* _Extract to read_
A 25-year-old woman presents to the emergency department with a 7-day history of fatigue and nausea. On presentation she denies having abdominal pain, headache, fever, chills, night sweats, vomiting, diarrhea, melena, hematochezia, or weight loss. She recalls changes in the colors of her eyes and darkening urine over the last few days. Her medical history before this is unremarkable. She takes no prescription, over-the-counter, or herbal medications. She works as a librarian and has no occupational toxic exposures. She is single and has one sister with no prior medical history. She denies recent travel, sick contacts, smoking, recreational drug use, or pets at home.

On physical examination, her vital signs are temperature 37.3°C (99.1°F), heart rate 90 beats per minute, blood pressure 125/80 mm Hg, respiration rate 14 per minute, and oxygen saturation 97% on room air. She has icteric sclera and her skin is jaundiced. Cardiac examination is normal. Lungs are clear to auscultation and percussion bilaterally. Her abdomen is soft with no visceromegaly, masses, or tenderness. Extremities are normal with no edema. She is alert and oriented, but she has mild asterixis of the outstretched hands. The neurologic examination is otherwise unremarkable.

The patient’s basic laboratory values are listed in Table 1. Shortly after admission, she develops changes in her mental status, remaining alert but becoming agitated and oriented to person only. In view of her symptoms and laboratory findings, acute liver failure is suspected.

ACUTE LIVER FAILURE

1. The diagnostic criteria for acute liver failure include all of the following except which one?

  • Acute elevation of liver biochemical tests
  • Presence of preexisting liver disease
  • Coagulopathy, defined by an international normalized ratio (INR) of 1.5 or greater
  • Encephalopathy
  • Duration of symptoms less than 26 weeks

Acute liver failure is defined by acute onset of worsening liver tests, coagulopathy (INR ≥ 1.5), and encephalopathy in patients with no preexisting liver disease and with symptom duration of less than 26 weeks.1 With a few exceptions, a history of preexisting liver disease negates the diagnosis of acute liver failure. Our patient meets the diagnostic criteria for acute liver failure.

Immediate management

Once acute liver failure is identified or suspected, the next step is to transfer the patient to the intensive care unit for close monitoring of mental status. Serial neurologic evaluations permit early detection of cerebral edema, which is considered the most common cause of death in patients with acute liver failure. Additionally, close monitoring of electrolytes and plasma glucose is necessary since these patients are susceptible to electrolyte disturbances and hypoglycemia.

* _Task set_
[A] Decide whether each statement agrees with the acute liver failure case, answering yes or no and quoting the words of the case that settle it: (i) the patient works as a librarian; (ii) her abdomen is tender on examination; (iii) cerebral edema is considered the most common cause of death in acute liver failure.
[B] Return the part of the acute liver failure case that begins at the words "On physical examination, her" and ends after "failure is suspected.".
[C] Resume the acute liver failure case after its last sentence.
These rows have no connection to the acute liver failure case.

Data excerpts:
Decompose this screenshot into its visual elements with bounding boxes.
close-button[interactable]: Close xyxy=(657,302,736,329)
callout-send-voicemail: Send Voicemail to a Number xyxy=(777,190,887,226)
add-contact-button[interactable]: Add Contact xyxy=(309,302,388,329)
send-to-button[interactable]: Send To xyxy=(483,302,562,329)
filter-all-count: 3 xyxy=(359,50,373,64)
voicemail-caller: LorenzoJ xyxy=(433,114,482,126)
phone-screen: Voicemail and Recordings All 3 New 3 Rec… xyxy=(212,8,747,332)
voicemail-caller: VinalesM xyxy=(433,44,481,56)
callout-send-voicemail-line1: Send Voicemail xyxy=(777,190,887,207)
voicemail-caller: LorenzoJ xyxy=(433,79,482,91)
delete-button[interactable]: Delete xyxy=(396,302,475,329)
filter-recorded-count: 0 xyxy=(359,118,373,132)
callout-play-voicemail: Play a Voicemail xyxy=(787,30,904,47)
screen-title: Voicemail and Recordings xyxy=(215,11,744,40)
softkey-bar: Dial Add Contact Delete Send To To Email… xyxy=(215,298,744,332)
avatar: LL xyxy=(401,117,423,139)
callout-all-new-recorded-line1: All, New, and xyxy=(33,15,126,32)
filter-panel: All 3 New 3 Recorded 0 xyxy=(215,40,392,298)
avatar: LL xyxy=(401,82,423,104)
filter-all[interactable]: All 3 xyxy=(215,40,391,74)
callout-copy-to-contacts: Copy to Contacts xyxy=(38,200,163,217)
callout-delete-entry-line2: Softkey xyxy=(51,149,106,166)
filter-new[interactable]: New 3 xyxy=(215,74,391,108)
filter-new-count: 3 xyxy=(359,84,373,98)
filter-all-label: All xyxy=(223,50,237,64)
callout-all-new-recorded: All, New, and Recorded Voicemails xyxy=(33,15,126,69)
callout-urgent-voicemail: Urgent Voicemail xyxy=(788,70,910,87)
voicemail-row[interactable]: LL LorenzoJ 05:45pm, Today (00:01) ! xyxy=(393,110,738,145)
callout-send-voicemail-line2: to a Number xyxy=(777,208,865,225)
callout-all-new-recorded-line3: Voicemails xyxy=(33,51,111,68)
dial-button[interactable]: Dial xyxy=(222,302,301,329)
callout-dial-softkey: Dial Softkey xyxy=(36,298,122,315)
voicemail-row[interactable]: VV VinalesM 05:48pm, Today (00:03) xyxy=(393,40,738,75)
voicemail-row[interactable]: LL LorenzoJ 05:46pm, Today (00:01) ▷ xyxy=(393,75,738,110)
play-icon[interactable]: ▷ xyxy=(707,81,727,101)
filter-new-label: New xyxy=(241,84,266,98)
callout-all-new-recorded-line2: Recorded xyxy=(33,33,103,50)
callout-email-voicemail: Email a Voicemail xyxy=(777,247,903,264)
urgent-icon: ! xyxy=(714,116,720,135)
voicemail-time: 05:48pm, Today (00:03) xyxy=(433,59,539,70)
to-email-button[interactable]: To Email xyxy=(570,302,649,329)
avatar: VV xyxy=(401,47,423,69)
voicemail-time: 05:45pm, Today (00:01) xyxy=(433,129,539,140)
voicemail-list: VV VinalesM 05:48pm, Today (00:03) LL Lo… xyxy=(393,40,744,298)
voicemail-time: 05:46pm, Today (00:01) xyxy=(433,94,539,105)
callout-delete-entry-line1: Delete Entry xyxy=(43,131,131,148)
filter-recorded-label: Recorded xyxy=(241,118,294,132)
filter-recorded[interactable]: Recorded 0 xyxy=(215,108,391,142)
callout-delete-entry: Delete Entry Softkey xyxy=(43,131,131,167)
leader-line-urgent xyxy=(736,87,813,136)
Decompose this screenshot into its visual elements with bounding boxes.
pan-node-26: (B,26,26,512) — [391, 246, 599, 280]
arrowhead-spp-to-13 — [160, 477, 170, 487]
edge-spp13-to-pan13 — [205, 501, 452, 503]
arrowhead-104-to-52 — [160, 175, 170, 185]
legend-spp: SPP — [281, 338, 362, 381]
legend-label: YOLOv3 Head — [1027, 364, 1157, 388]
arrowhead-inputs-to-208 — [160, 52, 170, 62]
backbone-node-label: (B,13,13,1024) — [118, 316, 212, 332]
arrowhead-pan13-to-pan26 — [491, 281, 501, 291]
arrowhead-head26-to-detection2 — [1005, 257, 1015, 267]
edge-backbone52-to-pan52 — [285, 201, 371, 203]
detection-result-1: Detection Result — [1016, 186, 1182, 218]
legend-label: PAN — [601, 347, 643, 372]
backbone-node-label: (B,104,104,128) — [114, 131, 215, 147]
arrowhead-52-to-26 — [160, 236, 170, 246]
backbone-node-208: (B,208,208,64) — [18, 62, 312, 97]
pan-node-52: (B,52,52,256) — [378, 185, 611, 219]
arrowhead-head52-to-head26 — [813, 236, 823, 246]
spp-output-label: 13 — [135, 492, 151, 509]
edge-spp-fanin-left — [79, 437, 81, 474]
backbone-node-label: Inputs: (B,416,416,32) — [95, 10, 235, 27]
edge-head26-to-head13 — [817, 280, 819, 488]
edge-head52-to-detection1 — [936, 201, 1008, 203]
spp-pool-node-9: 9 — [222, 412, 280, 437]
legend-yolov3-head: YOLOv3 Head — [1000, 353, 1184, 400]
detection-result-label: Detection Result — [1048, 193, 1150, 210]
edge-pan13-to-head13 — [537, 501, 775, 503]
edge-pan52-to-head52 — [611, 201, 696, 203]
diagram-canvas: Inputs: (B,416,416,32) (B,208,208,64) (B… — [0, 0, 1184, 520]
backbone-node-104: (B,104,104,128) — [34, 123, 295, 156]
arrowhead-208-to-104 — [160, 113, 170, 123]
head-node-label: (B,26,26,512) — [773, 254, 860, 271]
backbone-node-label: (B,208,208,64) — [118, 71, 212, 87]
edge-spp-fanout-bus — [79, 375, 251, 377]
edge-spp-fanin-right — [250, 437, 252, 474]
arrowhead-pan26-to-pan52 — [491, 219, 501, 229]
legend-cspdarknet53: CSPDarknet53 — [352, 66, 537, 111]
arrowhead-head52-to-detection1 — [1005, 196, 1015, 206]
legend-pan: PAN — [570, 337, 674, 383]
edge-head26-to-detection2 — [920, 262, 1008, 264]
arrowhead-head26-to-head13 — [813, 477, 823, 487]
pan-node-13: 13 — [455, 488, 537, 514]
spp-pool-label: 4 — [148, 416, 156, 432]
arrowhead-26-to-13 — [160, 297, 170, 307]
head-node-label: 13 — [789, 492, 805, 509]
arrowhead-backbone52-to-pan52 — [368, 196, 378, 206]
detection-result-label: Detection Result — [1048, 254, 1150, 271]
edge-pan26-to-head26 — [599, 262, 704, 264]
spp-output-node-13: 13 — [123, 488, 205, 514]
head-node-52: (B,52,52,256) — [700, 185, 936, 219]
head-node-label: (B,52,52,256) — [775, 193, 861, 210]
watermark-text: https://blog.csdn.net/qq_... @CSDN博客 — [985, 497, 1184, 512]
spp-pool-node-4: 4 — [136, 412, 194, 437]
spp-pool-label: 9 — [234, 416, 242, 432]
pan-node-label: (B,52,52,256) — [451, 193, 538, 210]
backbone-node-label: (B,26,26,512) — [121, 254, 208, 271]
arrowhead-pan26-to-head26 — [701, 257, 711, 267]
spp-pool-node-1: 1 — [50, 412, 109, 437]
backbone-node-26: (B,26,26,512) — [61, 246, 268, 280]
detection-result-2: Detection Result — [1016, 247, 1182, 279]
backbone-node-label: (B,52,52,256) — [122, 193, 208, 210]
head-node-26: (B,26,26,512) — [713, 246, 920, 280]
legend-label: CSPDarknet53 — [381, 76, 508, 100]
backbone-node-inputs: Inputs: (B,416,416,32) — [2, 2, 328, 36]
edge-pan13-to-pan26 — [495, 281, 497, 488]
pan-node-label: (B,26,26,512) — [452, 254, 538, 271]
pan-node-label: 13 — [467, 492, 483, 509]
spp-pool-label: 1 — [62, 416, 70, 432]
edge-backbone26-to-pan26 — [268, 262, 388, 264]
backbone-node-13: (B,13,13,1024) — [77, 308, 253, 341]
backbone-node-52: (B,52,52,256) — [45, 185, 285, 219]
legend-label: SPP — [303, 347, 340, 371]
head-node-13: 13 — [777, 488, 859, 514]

* _Per-task outputs_
[A]
(i) Yes: "She works as a librarian and has no occupational toxic exposures."
(ii) No: "Her abdomen is soft with no visceromegaly, masses, or tenderness."
(iii) Yes: "cerebral edema, which is considered the most common cause of death in patients with acute liver failure."

[B]
On physical examination, her vital signs are temperature 37.3°C (99.1°F), heart rate 90 beats per minute, blood pressure 125/80 mm Hg, respiration rate 14 per minute, and oxygen saturation 97% on room air. She has icteric sclera and her skin is jaundiced. Cardiac examination is normal. Lungs are clear to auscultation and percussion bilaterally. Her abdomen is soft with no visceromegaly, masses, or tenderness. Extremities are normal with no edema. She is alert and oriented, but she has mild asterixis of the outstretched hands. The neurologic examination is otherwise unremarkable.

The patient’s basic laboratory values are listed in Table 1. Shortly after admission, she develops changes in her mental status, remaining alert but becoming agitated and oriented to person only. In view of her symptoms and laboratory findings, acute liver failure is suspected.

[C]
Patients with acute liver failure are at increased risk of infections and should be routinely screened by obtaining urine and blood cultures.

Gastrointestinal bleeding is not uncommon in patients with acute liver failure and is usually due to gastric stress ulceration. Prophylaxis with a histamine 2 receptor antagonist or proton pump inhibitor should be considered in order to prevent gastrointestinal bleeding.

Treatment with N-acetylcysteine is beneficial, not only in patients with acute liver failure due to acetaminophen overdose, but also in those with acute liver failure from other causes.

CASE CONTINUES:
TRANSFER TO THE INTENSIVE CARE UNIT

The patient, now diagnosed with acute liver failure, is transferred to the intensive care unit. Arterial blood gas measurement shows:

  • pH 7.38 (reference range 7.35–7.45)
  • Pco2 40 mm Hg (36–46)
  • Po2 97 mm Hg (85–95)
  • Hco3 22 mmol/L (22–26).

A chest radiograph is obtained and is clear. Computed tomography (CT) of the brain reveals no edema. Transcranial Doppler ultrasonography does not show any intracranial fluid collections.

Blood and urine cultures are negative. Her hemoglobin level remains stable, and she does not develop signs of bleeding. She is started on a proton pump inhibitor for stress ulcer prophylaxis and is empirically given intravenous N-acetylcysteine until the cause of acute liver failure can be determined.

CAUSES OF ACUTE LIVER FAILURE

2. Which of the following can cause acute liver failure?

  • Acetaminophen overdose
  • Viral hepatitis
  • Autoimmune hepatitis
  • Wilson disease
  • Alcoholic hepatitis

Drug-induced liver injury is the most common cause of acute liver failure in the United States,2,3 and of all drugs, acetaminophen overdose is the number-one cause. In acetaminophen-induced liver injury, serum aminotransferase levels are usually elevated to more than 1,000 U/L, while serum bilirubin remains normal in the early stages. Antimicrobial agents, antiepileptic drugs, and herbal supplements have also been implicated in acute liver failure. Our patient has denied taking herbal supplements or medications, including over-the-counter ones.

Acute viral hepatitis can explain the patient’s condition. It is a common cause of acute liver failure in the United States.2 Hepatitis A and E are more common in developing countries. Other viruses such as cytomegalovirus, Epstein-Barr virus, herpes simplex virus type 1 and 2, and varicella zoster virus can also cause acute liver failure. Serum aminotransferase levels may exceed 1,000 U/L in patients with viral hepatitis.

A young woman presents with acute liver failure: What is the cause? Is her sister at risk?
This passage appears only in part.